■ TO DO
Find the lines holding the word "cell" and collect them.

■ TASK DATA
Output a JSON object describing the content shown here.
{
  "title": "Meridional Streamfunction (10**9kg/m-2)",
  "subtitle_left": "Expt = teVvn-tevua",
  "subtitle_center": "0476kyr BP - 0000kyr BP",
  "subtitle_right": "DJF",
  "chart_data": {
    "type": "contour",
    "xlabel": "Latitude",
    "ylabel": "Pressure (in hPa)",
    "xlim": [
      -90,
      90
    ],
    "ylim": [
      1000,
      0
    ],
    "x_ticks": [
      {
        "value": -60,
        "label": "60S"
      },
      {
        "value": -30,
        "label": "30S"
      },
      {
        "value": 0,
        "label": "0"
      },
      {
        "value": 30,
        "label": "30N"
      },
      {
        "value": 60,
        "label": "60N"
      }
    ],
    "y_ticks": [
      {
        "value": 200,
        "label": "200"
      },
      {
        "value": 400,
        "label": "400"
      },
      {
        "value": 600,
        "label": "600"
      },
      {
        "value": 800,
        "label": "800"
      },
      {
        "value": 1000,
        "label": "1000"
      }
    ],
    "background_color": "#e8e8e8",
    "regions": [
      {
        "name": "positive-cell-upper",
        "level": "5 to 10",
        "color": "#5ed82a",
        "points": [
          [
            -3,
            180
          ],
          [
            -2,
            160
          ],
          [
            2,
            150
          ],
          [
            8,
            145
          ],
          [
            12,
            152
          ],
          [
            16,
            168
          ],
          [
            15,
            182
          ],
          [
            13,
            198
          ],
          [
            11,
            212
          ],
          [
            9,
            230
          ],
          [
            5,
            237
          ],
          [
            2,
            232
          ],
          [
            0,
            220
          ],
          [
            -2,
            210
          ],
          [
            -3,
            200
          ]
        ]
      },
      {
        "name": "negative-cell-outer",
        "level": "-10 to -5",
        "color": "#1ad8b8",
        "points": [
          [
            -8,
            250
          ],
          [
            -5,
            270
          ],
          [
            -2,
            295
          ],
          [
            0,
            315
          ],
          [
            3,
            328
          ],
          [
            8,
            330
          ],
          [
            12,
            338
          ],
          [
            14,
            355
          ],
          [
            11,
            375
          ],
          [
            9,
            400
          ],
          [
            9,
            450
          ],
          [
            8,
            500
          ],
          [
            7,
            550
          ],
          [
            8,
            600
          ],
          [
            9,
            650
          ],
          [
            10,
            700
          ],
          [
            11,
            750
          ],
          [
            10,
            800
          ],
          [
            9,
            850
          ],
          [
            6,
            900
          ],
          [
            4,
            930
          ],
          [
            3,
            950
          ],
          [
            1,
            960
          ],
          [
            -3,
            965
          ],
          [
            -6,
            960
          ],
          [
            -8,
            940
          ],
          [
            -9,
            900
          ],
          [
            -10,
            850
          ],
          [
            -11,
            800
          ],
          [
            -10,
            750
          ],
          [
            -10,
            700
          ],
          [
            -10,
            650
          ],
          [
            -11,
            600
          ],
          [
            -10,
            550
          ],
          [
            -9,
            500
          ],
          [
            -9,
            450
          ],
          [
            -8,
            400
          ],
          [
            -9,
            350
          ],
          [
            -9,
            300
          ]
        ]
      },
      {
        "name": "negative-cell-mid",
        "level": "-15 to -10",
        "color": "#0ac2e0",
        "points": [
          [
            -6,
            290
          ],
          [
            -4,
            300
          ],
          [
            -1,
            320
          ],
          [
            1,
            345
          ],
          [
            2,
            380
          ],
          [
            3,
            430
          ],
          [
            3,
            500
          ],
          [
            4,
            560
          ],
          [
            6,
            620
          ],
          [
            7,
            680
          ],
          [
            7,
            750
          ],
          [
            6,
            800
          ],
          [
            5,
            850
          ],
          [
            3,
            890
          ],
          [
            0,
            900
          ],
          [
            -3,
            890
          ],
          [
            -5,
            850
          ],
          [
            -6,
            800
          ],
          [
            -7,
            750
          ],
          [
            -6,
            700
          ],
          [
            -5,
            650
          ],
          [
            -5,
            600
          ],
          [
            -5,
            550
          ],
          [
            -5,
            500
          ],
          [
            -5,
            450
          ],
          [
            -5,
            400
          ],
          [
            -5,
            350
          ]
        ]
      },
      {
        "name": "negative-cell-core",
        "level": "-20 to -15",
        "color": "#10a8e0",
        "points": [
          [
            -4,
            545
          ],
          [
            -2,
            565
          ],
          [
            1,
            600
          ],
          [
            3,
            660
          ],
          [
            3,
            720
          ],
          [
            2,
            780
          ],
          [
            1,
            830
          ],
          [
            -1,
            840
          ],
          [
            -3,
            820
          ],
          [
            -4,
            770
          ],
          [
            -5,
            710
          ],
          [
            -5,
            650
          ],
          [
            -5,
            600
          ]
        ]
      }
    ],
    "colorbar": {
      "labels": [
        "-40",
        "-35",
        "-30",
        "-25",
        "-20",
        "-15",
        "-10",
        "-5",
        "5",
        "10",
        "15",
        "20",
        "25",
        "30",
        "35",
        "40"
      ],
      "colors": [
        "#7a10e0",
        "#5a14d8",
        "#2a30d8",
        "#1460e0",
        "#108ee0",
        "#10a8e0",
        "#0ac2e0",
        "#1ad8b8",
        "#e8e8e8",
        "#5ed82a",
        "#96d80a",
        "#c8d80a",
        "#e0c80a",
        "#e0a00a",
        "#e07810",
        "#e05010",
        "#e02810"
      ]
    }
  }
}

■ SOLVED EXERCISE
        "name": "positive-cell-upper",
        "name": "negative-cell-outer",
        "name": "negative-cell-mid",
        "name": "negative-cell-core",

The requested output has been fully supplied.